## What you are asked to do
Search the records for "التعظيم" and copy each line that holds it.

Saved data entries
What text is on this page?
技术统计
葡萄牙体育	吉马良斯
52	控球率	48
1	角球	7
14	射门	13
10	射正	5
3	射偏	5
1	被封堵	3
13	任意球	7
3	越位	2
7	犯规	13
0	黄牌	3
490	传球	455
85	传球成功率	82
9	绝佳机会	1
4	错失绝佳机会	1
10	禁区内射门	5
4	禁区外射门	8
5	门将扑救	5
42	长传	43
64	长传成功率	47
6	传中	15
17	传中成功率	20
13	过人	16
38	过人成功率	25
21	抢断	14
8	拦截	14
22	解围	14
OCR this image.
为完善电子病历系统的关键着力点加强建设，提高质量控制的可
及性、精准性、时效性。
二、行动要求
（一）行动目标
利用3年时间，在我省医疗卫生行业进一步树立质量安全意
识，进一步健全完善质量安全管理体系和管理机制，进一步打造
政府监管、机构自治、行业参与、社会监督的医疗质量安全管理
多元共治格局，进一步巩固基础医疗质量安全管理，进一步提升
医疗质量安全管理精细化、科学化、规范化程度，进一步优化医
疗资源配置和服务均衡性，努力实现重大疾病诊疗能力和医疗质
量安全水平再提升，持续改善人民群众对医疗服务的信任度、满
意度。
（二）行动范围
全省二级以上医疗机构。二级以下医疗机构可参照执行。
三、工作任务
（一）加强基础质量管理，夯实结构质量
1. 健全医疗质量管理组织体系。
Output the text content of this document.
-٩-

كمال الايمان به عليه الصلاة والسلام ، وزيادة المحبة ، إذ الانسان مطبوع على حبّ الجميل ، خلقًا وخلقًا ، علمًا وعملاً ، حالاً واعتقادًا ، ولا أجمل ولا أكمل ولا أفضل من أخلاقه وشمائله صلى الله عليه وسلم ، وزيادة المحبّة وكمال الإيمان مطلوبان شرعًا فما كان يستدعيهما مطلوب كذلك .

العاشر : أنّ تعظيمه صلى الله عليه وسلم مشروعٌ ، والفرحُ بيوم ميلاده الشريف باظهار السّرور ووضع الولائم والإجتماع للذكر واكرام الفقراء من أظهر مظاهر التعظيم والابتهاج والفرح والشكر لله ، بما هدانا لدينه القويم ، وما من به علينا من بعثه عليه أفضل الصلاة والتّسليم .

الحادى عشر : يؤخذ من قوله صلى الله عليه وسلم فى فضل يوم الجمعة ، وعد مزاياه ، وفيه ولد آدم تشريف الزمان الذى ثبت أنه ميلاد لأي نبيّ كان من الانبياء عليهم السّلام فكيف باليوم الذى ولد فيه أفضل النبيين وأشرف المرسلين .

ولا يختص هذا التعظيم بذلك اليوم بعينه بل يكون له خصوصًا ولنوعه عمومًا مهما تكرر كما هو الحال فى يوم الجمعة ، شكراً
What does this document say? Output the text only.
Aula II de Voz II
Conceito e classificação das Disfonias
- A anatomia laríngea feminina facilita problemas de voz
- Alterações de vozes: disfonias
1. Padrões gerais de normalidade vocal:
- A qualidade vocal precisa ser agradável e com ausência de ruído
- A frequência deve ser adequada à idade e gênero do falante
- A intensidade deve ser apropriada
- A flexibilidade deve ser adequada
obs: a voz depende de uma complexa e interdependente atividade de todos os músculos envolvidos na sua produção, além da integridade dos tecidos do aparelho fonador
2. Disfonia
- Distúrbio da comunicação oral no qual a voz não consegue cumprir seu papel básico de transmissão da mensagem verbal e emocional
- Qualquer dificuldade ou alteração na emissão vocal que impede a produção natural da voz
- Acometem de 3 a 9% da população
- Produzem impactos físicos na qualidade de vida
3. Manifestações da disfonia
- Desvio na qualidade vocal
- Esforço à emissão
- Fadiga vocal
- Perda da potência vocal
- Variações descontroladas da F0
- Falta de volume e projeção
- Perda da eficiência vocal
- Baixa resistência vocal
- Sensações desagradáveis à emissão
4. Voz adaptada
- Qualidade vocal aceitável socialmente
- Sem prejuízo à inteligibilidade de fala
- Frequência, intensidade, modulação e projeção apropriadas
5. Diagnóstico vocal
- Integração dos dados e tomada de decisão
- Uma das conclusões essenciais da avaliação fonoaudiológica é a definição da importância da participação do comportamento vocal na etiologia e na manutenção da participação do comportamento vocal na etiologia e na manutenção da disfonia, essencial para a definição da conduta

## Written answer
العاشر : أنّ تعظيمه صلى الله عليه وسلم مشروعٌ ، والفرحُ بيوم ميلاده الشريف باظهار السّرور ووضع الولائم والإجتماع للذكر واكرام الفقراء من أظهر مظاهر التعظيم والابتهاج والفرح والشكر لله ، بما هدانا لدينه القويم ، وما من به علينا من بعثه عليه أفضل الصلاة والتّسليم .
ولا يختص هذا التعظيم بذلك اليوم بعينه بل يكون له خصوصًا ولنوعه عمومًا مهما تكرر كما هو الحال فى يوم الجمعة ، شكراً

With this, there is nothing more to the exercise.